The problem: Using the material below, copy every line where "KOSIS" appears.

Material supplied:
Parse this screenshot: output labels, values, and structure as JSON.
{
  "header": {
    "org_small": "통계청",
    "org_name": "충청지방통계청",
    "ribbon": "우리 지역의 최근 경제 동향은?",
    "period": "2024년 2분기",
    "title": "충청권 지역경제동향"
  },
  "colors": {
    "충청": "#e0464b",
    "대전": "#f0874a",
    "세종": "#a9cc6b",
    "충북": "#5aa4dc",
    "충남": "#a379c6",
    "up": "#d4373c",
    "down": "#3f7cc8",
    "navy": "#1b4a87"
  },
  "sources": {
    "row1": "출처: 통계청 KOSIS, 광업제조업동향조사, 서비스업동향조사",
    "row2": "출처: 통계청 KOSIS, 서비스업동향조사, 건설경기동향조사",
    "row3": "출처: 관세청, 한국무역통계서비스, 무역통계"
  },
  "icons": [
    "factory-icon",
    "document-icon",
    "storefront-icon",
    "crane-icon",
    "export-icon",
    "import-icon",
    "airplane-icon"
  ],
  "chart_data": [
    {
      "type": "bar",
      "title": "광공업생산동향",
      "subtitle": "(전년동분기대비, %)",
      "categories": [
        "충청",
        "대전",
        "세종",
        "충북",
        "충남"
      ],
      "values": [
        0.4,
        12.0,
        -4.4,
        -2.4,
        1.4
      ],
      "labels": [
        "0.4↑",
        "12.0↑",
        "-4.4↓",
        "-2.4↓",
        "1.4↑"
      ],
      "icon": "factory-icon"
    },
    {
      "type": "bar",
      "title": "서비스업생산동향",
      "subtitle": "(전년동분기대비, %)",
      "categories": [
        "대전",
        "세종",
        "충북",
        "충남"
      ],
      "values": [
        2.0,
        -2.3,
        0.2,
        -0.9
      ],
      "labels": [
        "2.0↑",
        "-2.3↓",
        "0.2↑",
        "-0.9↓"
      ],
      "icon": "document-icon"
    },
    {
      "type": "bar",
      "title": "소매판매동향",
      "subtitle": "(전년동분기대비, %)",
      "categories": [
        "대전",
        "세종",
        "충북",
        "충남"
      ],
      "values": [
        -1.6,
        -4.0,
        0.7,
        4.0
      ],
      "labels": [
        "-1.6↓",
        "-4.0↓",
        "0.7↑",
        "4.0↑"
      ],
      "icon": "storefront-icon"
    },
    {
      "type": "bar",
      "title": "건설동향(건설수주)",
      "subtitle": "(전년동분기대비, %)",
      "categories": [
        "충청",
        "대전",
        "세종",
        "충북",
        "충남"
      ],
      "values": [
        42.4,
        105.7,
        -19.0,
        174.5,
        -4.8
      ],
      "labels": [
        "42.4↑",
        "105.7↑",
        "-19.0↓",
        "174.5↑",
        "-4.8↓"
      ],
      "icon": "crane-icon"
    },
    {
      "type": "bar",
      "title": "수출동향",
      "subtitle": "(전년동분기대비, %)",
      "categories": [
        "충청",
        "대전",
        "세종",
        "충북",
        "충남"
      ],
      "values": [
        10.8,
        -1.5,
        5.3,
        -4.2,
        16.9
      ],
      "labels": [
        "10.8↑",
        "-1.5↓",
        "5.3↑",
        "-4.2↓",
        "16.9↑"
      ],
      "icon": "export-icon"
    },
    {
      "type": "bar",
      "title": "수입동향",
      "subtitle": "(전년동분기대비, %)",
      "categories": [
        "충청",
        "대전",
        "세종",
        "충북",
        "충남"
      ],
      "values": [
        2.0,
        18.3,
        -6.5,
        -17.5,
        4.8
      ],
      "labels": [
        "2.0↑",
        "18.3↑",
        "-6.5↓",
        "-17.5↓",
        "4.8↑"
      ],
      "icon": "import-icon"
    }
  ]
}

Reply:
    "row1": "출처: 통계청 KOSIS, 광업제조업동향조사, 서비스업동향조사",
    "row2": "출처: 통계청 KOSIS, 서비스업동향조사, 건설경기동향조사",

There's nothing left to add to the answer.